GOAL OF THE EXERCISE:
Repeat every entry in the listing below, exactly.

Figure record extracts
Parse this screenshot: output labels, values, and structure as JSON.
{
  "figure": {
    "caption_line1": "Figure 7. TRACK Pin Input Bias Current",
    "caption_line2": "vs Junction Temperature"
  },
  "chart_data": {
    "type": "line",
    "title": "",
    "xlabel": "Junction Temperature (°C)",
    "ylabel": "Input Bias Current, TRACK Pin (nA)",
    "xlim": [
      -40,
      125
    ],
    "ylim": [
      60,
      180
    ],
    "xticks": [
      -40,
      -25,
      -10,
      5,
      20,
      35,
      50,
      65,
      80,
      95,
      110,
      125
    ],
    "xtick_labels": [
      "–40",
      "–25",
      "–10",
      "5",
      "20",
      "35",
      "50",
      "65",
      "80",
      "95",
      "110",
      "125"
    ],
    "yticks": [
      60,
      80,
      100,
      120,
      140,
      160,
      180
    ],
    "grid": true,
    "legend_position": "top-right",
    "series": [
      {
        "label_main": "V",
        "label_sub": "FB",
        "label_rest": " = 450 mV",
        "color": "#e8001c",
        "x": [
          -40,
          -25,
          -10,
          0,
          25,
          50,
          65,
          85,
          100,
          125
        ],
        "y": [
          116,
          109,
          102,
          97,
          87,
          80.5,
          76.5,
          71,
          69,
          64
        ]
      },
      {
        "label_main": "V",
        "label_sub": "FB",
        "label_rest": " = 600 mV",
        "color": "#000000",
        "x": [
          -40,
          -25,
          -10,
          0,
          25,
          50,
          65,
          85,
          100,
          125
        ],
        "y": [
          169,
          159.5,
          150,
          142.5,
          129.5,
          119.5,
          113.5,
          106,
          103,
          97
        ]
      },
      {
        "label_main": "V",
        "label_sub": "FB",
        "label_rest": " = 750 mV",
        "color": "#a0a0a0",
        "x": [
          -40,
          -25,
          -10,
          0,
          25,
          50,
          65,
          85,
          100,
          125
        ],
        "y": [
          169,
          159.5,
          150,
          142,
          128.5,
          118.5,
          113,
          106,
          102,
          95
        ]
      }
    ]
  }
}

REPLY TO THE EXERCISE:
Parse this screenshot: output labels, values, and structure as JSON.
{
  "figure": {
    "caption_line1": "Figure 7. TRACK Pin Input Bias Current",
    "caption_line2": "vs Junction Temperature"
  },
  "chart_data": {
    "type": "line",
    "title": "",
    "xlabel": "Junction Temperature (°C)",
    "ylabel": "Input Bias Current, TRACK Pin (nA)",
    "xlim": [
      -40,
      125
    ],
    "ylim": [
      60,
      180
    ],
    "xticks": [
      -40,
      -25,
      -10,
      5,
      20,
      35,
      50,
      65,
      80,
      95,
      110,
      125
    ],
    "xtick_labels": [
      "–40",
      "–25",
      "–10",
      "5",
      "20",
      "35",
      "50",
      "65",
      "80",
      "95",
      "110",
      "125"
    ],
    "yticks": [
      60,
      80,
      100,
      120,
      140,
      160,
      180
    ],
    "grid": true,
    "legend_position": "top-right",
    "series": [
      {
        "label_main": "V",
        "label_sub": "FB",
        "label_rest": " = 450 mV",
        "color": "#e8001c",
        "x": [
          -40,
          -25,
          -10,
          0,
          25,
          50,
          65,
          85,
          100,
          125
        ],
        "y": [
          116,
          109,
          102,
          97,
          87,
          80.5,
          76.5,
          71,
          69,
          64
        ]
      },
      {
        "label_main": "V",
        "label_sub": "FB",
        "label_rest": " = 600 mV",
        "color": "#000000",
        "x": [
          -40,
          -25,
          -10,
          0,
          25,
          50,
          65,
          85,
          100,
          125
        ],
        "y": [
          169,
          159.5,
          150,
          142.5,
          129.5,
          119.5,
          113.5,
          106,
          103,
          97
        ]
      },
      {
        "label_main": "V",
        "label_sub": "FB",
        "label_rest": " = 750 mV",
        "color": "#a0a0a0",
        "x": [
          -40,
          -25,
          -10,
          0,
          25,
          50,
          65,
          85,
          100,
          125
        ],
        "y": [
          169,
          159.5,
          150,
          142,
          128.5,
          118.5,
          113,
          106,
          102,
          95
        ]
      }
    ]
  }
}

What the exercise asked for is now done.